** Begin Records for the task **
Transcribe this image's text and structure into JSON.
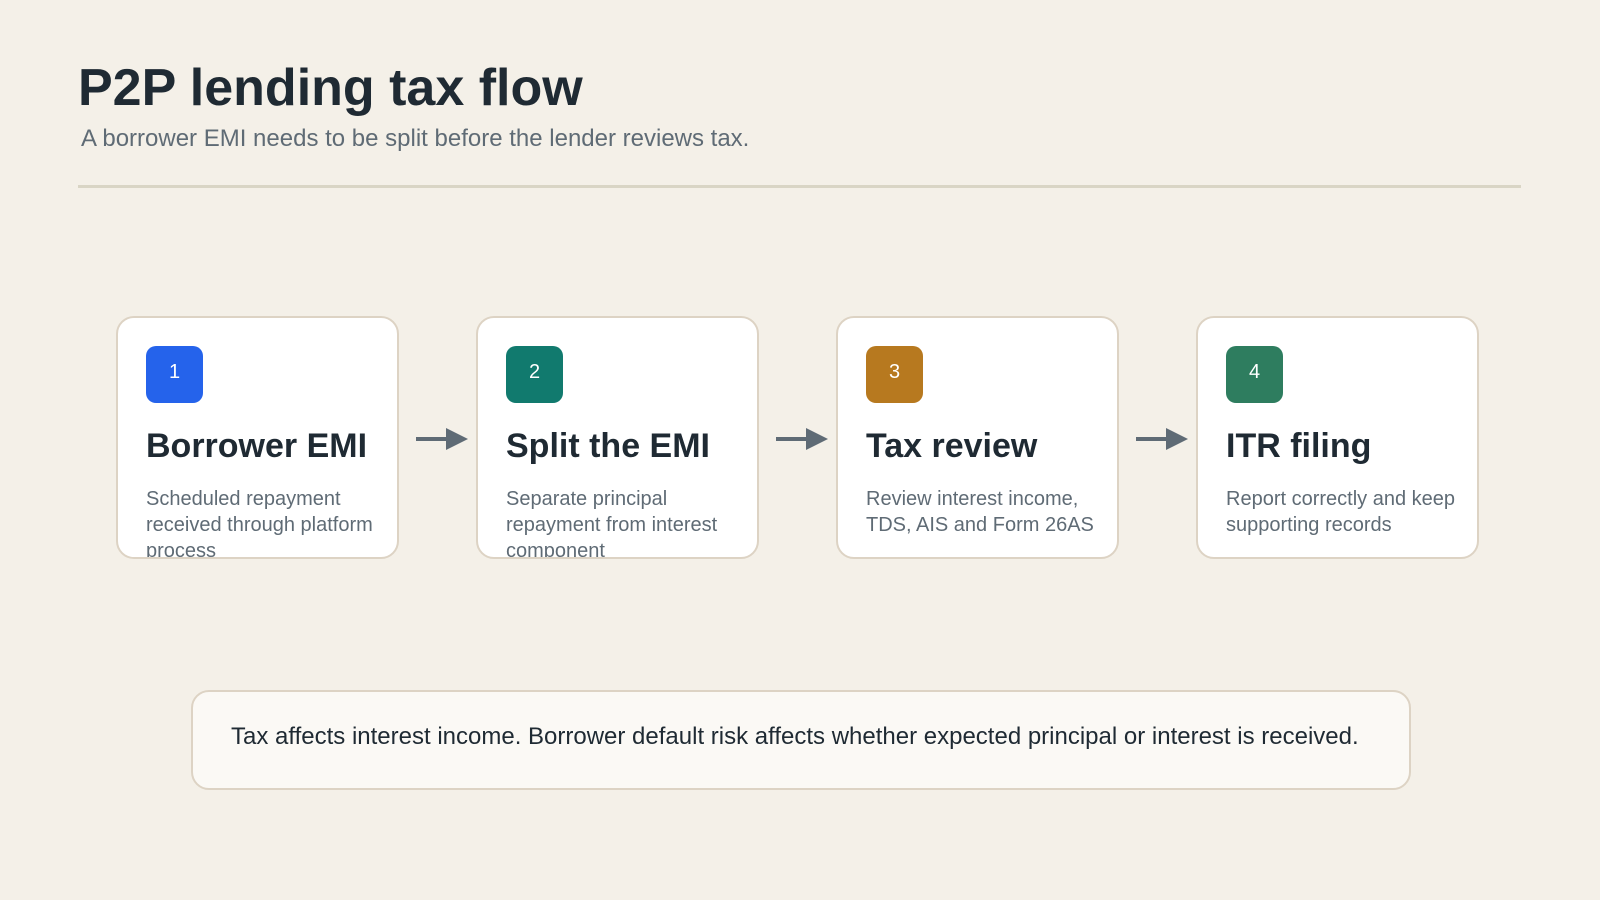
{
  "header": {
    "title": "P2P lending tax flow",
    "subtitle": "A borrower EMI needs to be split before the lender reviews tax."
  },
  "steps": [
    {
      "number": "1",
      "title": "Borrower EMI",
      "description": "Scheduled repayment received through platform process",
      "badge_color": "#2563eb"
    },
    {
      "number": "2",
      "title": "Split the EMI",
      "description": "Separate principal repayment from interest component",
      "badge_color": "#117a6e"
    },
    {
      "number": "3",
      "title": "Tax review",
      "description": "Review interest income, TDS, AIS and Form 26AS",
      "badge_color": "#b7791f"
    },
    {
      "number": "4",
      "title": "ITR filing",
      "description": "Report correctly and keep supporting records",
      "badge_color": "#2e7d5f"
    }
  ],
  "note": {
    "text": "Tax affects interest income. Borrower default risk affects whether expected principal or interest is received."
  },
  "colors": {
    "background": "#f4f0e8",
    "arrow": "#5f6b75",
    "card_border": "#ddd3c4"
  }
}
** End Records for the task **
→ Job: Collect, from the material above, every line containing the word "repayment".

→ The solution:
      "description": "Scheduled repayment received through platform process",
      "description": "Separate principal repayment from interest component",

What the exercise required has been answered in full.